Items from a dataset:
=======

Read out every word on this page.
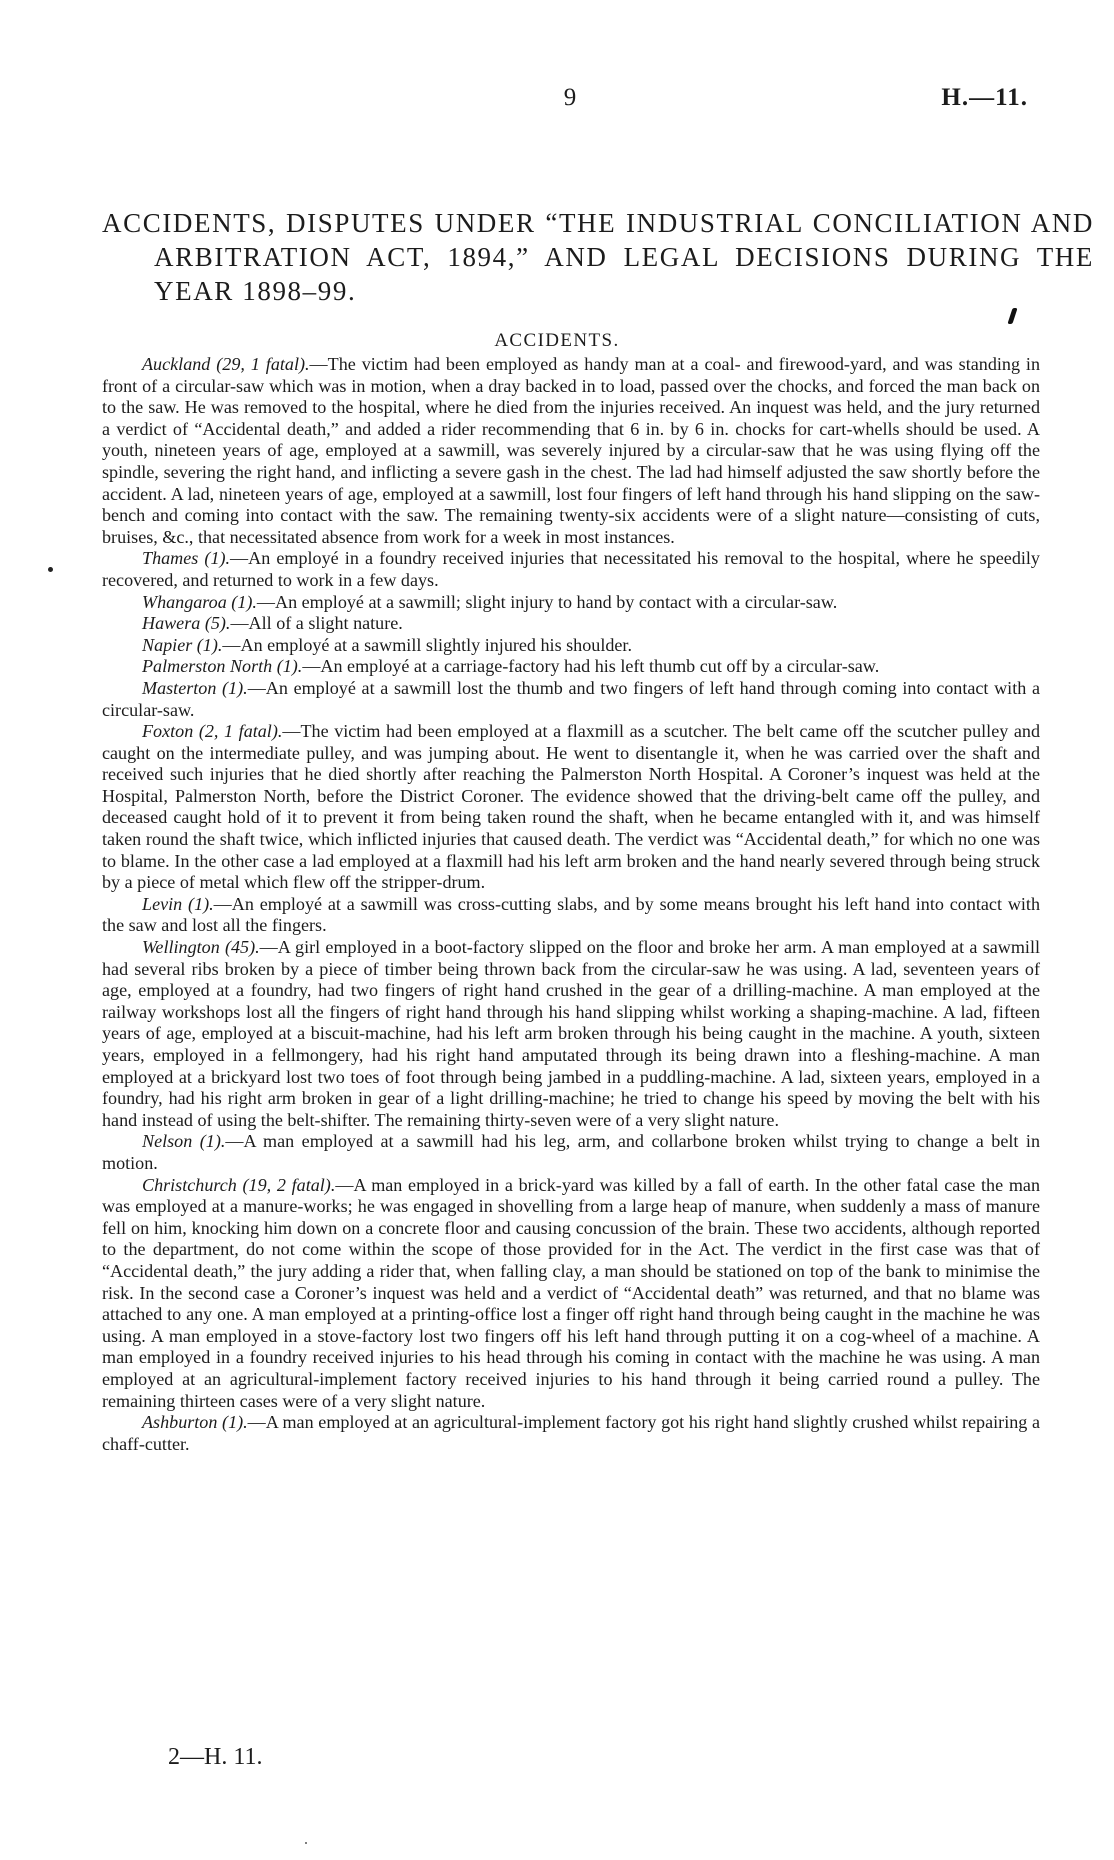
9	H.—11.

ACCIDENTS, DISPUTES UNDER “THE INDUSTRIAL CONCILIATION AND ARBITRATION ACT, 1894,” AND LEGAL DECISIONS DURING THE YEAR 1898–99.
ACCIDENTS.

Auckland (29, 1 fatal).—The victim had been employed as handy man at a coal- and firewood-yard, and was standing in front of a circular-saw which was in motion, when a dray backed in to load, passed over the chocks, and forced the man back on to the saw. He was removed to the hospital, where he died from the injuries received. An inquest was held, and the jury returned a verdict of “Accidental death,” and added a rider recommending that 6 in. by 6 in. chocks for cart-whells should be used. A youth, nineteen years of age, employed at a sawmill, was severely injured by a circular-saw that he was using flying off the spindle, severing the right hand, and inflicting a severe gash in the chest. The lad had himself adjusted the saw shortly before the accident. A lad, nineteen years of age, employed at a sawmill, lost four fingers of left hand through his hand slipping on the saw-bench and coming into contact with the saw. The remaining twenty-six accidents were of a slight nature—consisting of cuts, bruises, &c., that necessitated absence from work for a week in most instances.

Thames (1).—An employé in a foundry received injuries that necessitated his removal to the hospital, where he speedily recovered, and returned to work in a few days.

Whangaroa (1).—An employé at a sawmill; slight injury to hand by contact with a circular-saw.

Hawera (5).—All of a slight nature.

Napier (1).—An employé at a sawmill slightly injured his shoulder.

Palmerston North (1).—An employé at a carriage-factory had his left thumb cut off by a circular-saw.

Masterton (1).—An employé at a sawmill lost the thumb and two fingers of left hand through coming into contact with a circular-saw.

Foxton (2, 1 fatal).—The victim had been employed at a flaxmill as a scutcher. The belt came off the scutcher pulley and caught on the intermediate pulley, and was jumping about. He went to disentangle it, when he was carried over the shaft and received such injuries that he died shortly after reaching the Palmerston North Hospital. A Coroner’s inquest was held at the Hospital, Palmerston North, before the District Coroner. The evidence showed that the driving-belt came off the pulley, and deceased caught hold of it to prevent it from being taken round the shaft, when he became entangled with it, and was himself taken round the shaft twice, which inflicted injuries that caused death. The verdict was “Accidental death,” for which no one was to blame. In the other case a lad employed at a flaxmill had his left arm broken and the hand nearly severed through being struck by a piece of metal which flew off the stripper-drum.

Levin (1).—An employé at a sawmill was cross-cutting slabs, and by some means brought his left hand into contact with the saw and lost all the fingers.

Wellington (45).—A girl employed in a boot-factory slipped on the floor and broke her arm. A man employed at a sawmill had several ribs broken by a piece of timber being thrown back from the circular-saw he was using. A lad, seventeen years of age, employed at a foundry, had two fingers of right hand crushed in the gear of a drilling-machine. A man employed at the railway workshops lost all the fingers of right hand through his hand slipping whilst working a shaping-machine. A lad, fifteen years of age, employed at a biscuit-machine, had his left arm broken through his being caught in the machine. A youth, sixteen years, employed in a fellmongery, had his right hand amputated through its being drawn into a fleshing-machine. A man employed at a brickyard lost two toes of foot through being jambed in a puddling-machine. A lad, sixteen years, employed in a foundry, had his right arm broken in gear of a light drilling-machine; he tried to change his speed by moving the belt with his hand instead of using the belt-shifter. The remaining thirty-seven were of a very slight nature.

Nelson (1).—A man employed at a sawmill had his leg, arm, and collarbone broken whilst trying to change a belt in motion.

Christchurch (19, 2 fatal).—A man employed in a brick-yard was killed by a fall of earth. In the other fatal case the man was employed at a manure-works; he was engaged in shovelling from a large heap of manure, when suddenly a mass of manure fell on him, knocking him down on a concrete floor and causing concussion of the brain. These two accidents, although reported to the department, do not come within the scope of those provided for in the Act. The verdict in the first case was that of “Accidental death,” the jury adding a rider that, when falling clay, a man should be stationed on top of the bank to minimise the risk. In the second case a Coroner’s inquest was held and a verdict of “Accidental death” was returned, and that no blame was attached to any one. A man employed at a printing-office lost a finger off right hand through being caught in the machine he was using. A man employed in a stove-factory lost two fingers off his left hand through putting it on a cog-wheel of a machine. A man employed in a foundry received injuries to his head through his coming in contact with the machine he was using. A man employed at an agricultural-implement factory received injuries to his hand through it being carried round a pulley. The remaining thirteen cases were of a very slight nature.

Ashburton (1).—A man employed at an agricultural-implement factory got his right hand slightly crushed whilst repairing a chaff-cutter.

2—H. 11.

=======

* _Objective_
From the data above, write out everything exactly except the pictures.

* _Finished task_
Read out every word on this page.
9	H.—11.

ACCIDENTS, DISPUTES UNDER “THE INDUSTRIAL CONCILIATION AND ARBITRATION ACT, 1894,” AND LEGAL DECISIONS DURING THE YEAR 1898–99.
ACCIDENTS.

Auckland (29, 1 fatal).—The victim had been employed as handy man at a coal- and firewood-yard, and was standing in front of a circular-saw which was in motion, when a dray backed in to load, passed over the chocks, and forced the man back on to the saw. He was removed to the hospital, where he died from the injuries received. An inquest was held, and the jury returned a verdict of “Accidental death,” and added a rider recommending that 6 in. by 6 in. chocks for cart-whells should be used. A youth, nineteen years of age, employed at a sawmill, was severely injured by a circular-saw that he was using flying off the spindle, severing the right hand, and inflicting a severe gash in the chest. The lad had himself adjusted the saw shortly before the accident. A lad, nineteen years of age, employed at a sawmill, lost four fingers of left hand through his hand slipping on the saw-bench and coming into contact with the saw. The remaining twenty-six accidents were of a slight nature—consisting of cuts, bruises, &c., that necessitated absence from work for a week in most instances.

Thames (1).—An employé in a foundry received injuries that necessitated his removal to the hospital, where he speedily recovered, and returned to work in a few days.

Whangaroa (1).—An employé at a sawmill; slight injury to hand by contact with a circular-saw.

Hawera (5).—All of a slight nature.

Napier (1).—An employé at a sawmill slightly injured his shoulder.

Palmerston North (1).—An employé at a carriage-factory had his left thumb cut off by a circular-saw.

Masterton (1).—An employé at a sawmill lost the thumb and two fingers of left hand through coming into contact with a circular-saw.

Foxton (2, 1 fatal).—The victim had been employed at a flaxmill as a scutcher. The belt came off the scutcher pulley and caught on the intermediate pulley, and was jumping about. He went to disentangle it, when he was carried over the shaft and received such injuries that he died shortly after reaching the Palmerston North Hospital. A Coroner’s inquest was held at the Hospital, Palmerston North, before the District Coroner. The evidence showed that the driving-belt came off the pulley, and deceased caught hold of it to prevent it from being taken round the shaft, when he became entangled with it, and was himself taken round the shaft twice, which inflicted injuries that caused death. The verdict was “Accidental death,” for which no one was to blame. In the other case a lad employed at a flaxmill had his left arm broken and the hand nearly severed through being struck by a piece of metal which flew off the stripper-drum.

Levin (1).—An employé at a sawmill was cross-cutting slabs, and by some means brought his left hand into contact with the saw and lost all the fingers.

Wellington (45).—A girl employed in a boot-factory slipped on the floor and broke her arm. A man employed at a sawmill had several ribs broken by a piece of timber being thrown back from the circular-saw he was using. A lad, seventeen years of age, employed at a foundry, had two fingers of right hand crushed in the gear of a drilling-machine. A man employed at the railway workshops lost all the fingers of right hand through his hand slipping whilst working a shaping-machine. A lad, fifteen years of age, employed at a biscuit-machine, had his left arm broken through his being caught in the machine. A youth, sixteen years, employed in a fellmongery, had his right hand amputated through its being drawn into a fleshing-machine. A man employed at a brickyard lost two toes of foot through being jambed in a puddling-machine. A lad, sixteen years, employed in a foundry, had his right arm broken in gear of a light drilling-machine; he tried to change his speed by moving the belt with his hand instead of using the belt-shifter. The remaining thirty-seven were of a very slight nature.

Nelson (1).—A man employed at a sawmill had his leg, arm, and collarbone broken whilst trying to change a belt in motion.

Christchurch (19, 2 fatal).—A man employed in a brick-yard was killed by a fall of earth. In the other fatal case the man was employed at a manure-works; he was engaged in shovelling from a large heap of manure, when suddenly a mass of manure fell on him, knocking him down on a concrete floor and causing concussion of the brain. These two accidents, although reported to the department, do not come within the scope of those provided for in the Act. The verdict in the first case was that of “Accidental death,” the jury adding a rider that, when falling clay, a man should be stationed on top of the bank to minimise the risk. In the second case a Coroner’s inquest was held and a verdict of “Accidental death” was returned, and that no blame was attached to any one. A man employed at a printing-office lost a finger off right hand through being caught in the machine he was using. A man employed in a stove-factory lost two fingers off his left hand through putting it on a cog-wheel of a machine. A man employed in a foundry received injuries to his head through his coming in contact with the machine he was using. A man employed at an agricultural-implement factory received injuries to his hand through it being carried round a pulley. The remaining thirteen cases were of a very slight nature.

Ashburton (1).—A man employed at an agricultural-implement factory got his right hand slightly crushed whilst repairing a chaff-cutter.

2—H. 11.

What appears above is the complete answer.